- Short exercise 1:
Using the voyages of discovery passage below, decide whether each statement agrees with it. Answer yes or no for each, and quote the exact words from the passage that settle it.
(a) Prince Henry of Portugal captured Ceuta in 1415.
(b) The Portuguese sailors used Greek maps made about a thousand years before.
(c) The early Portuguese ships were well suited to deep ocean sailing.
- Short exercise 2: Turn the paragraph of the voyages of discovery passage that begins "The Portuguese pushed out further into the world" into a short list that keeps its main facts.
- Short exercise 3: According to the voyages of discovery passage, why did the Portuguese sailors have to stay close to the coastlines? Answer in one to three sentences.
-- start of Provided passage --
Voyages of Discovery,Tentative Reaches into an Unknown World

Voyages of Discovery

Voyages of discovery, the first tentative reaches ino an unknown world. The period of Renaissance and Reformation, brought to Europe, a scientific and philosophical revolution.  It was a time of questioning and scientific enquiry, which was as much about a desire for knowledge for it’s own sake, as for the commerce and colonialization that came in it’s wake.

It underpinned the voyages of discovery undertaken by Europeans and spun the world into a new era of mighty clashes of opposing forces, not just nations but beliefs and cultures as well..

    • The Portuguese led the way, Prince Henry of Portugal had captured Northern Ceuta on the north coast of Africa in 1415.
    • He set up schools of navigation, a training ground for Portuguese sailors to learn the skills needed to become master explorers. They explored the African coasts, pushing a bit further each time.
    • This was an amazing achievement, these sailors relied upon Greek maps drawn a thousand years earlier.
    • Their ships were not suitable for deep ocean sailing and their primitive instruments meant they had to cling to the coastlines as they struggled to navigate.
    • They were inventive and innovative and created ocean going vessels.  The further development of the magnetic compass, the astrolabe, cross staff and quadrant, allowed latitude to be measured.

The Portuguese pushed out further into the world, from Africa to India, until Vasco de Gama finally crossed the Indian Ocean to Southern India. This then opened up a new trade route, the desire to find new markets to exploit, drove the voyages of discovery, Spain, Portugal, England, France and the Netherlands all vied with each other.
-- end of Provided passage --
-- start of Data excerpts --
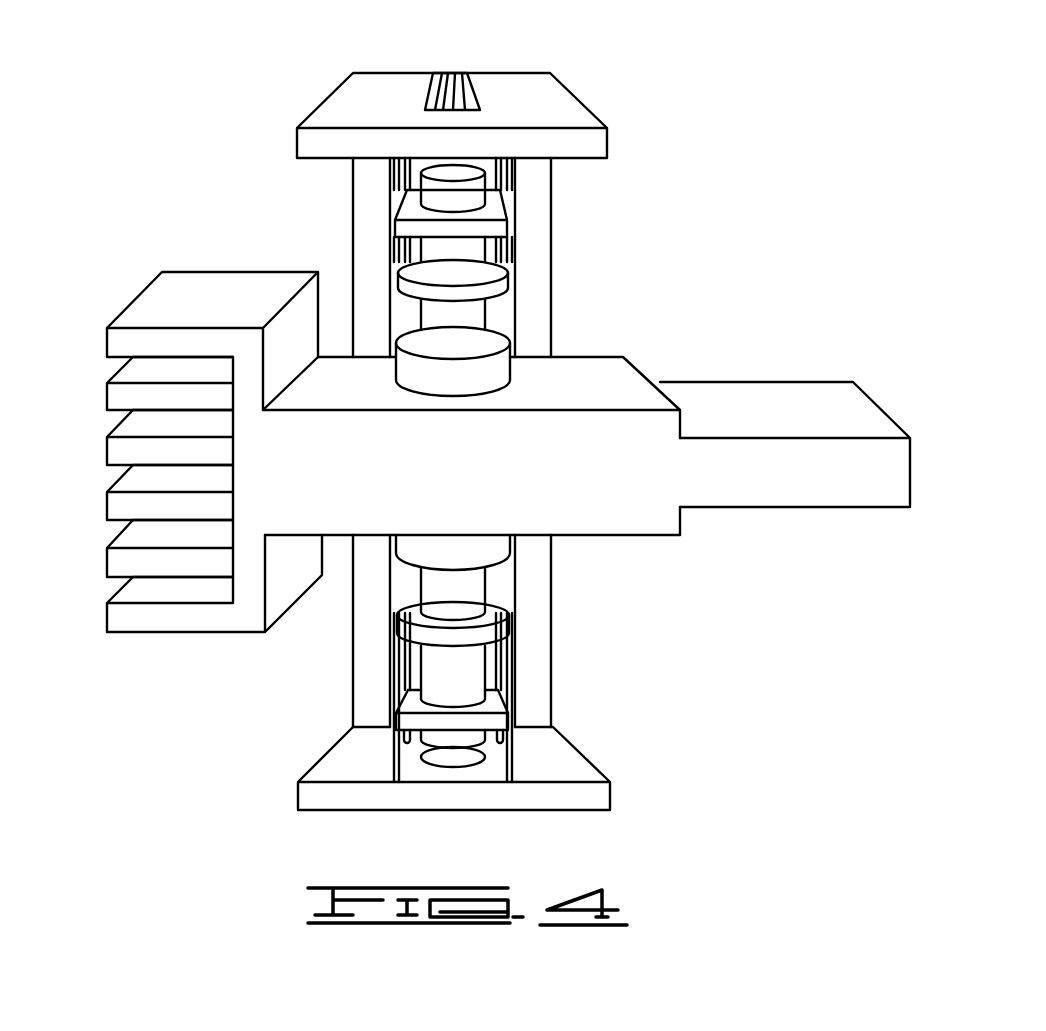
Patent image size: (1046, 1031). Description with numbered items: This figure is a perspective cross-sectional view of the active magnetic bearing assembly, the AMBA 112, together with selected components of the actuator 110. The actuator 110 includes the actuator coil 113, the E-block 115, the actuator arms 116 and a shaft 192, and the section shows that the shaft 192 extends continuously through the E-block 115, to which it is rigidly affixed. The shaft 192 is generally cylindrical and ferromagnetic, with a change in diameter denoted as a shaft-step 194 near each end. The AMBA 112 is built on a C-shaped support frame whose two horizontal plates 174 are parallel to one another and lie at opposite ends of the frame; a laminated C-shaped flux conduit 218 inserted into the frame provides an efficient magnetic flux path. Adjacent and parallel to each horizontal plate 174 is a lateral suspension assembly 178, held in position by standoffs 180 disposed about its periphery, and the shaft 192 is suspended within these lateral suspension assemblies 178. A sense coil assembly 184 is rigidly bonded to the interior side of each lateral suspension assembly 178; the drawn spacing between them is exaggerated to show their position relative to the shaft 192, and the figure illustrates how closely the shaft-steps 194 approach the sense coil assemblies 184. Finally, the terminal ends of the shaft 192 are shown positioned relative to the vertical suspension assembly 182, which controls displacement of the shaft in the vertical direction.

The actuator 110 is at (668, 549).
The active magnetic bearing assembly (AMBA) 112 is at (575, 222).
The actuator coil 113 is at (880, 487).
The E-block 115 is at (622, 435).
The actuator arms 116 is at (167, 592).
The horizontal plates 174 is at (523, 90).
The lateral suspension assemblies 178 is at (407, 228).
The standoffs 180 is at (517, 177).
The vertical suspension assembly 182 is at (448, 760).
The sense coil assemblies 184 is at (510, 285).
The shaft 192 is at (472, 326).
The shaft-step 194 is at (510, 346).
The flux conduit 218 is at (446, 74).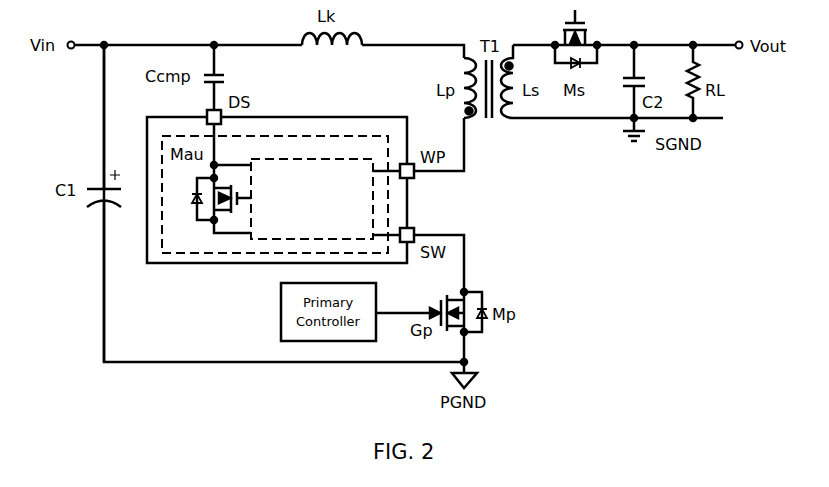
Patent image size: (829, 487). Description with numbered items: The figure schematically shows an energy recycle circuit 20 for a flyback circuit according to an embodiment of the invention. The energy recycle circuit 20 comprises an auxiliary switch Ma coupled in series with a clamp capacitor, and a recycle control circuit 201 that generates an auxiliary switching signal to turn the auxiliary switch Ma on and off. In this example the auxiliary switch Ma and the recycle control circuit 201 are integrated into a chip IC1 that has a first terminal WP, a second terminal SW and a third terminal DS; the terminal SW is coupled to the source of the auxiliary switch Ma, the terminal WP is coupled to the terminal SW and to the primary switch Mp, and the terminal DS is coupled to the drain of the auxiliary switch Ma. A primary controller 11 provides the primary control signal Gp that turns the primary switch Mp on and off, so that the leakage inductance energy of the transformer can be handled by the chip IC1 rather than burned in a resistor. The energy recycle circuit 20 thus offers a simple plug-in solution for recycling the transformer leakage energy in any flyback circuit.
-- end of Data excerpts --
- Complete answer 1:
(a) Yes: "Prince Henry of Portugal had captured Northern Ceuta on the north coast of Africa in 1415."
(b) Yes: "these sailors relied upon Greek maps drawn a thousand years earlier."
(c) No: "Their ships were not suitable for deep ocean sailing"

- Complete answer 2:
- The Portuguese pushed further out from Africa to India.
- Vasco de Gama finally crossed the Indian Ocean to Southern India.
- This opened a new trade route.
- The desire to find new markets to exploit drove the voyages of discovery.
- Spain, Portugal, England, France and the Netherlands all competed with each other.

- Complete answer 3: Their ships were not suitable for deep ocean sailing. Their primitive instruments also made navigating a struggle, so they had to cling to the coastlines.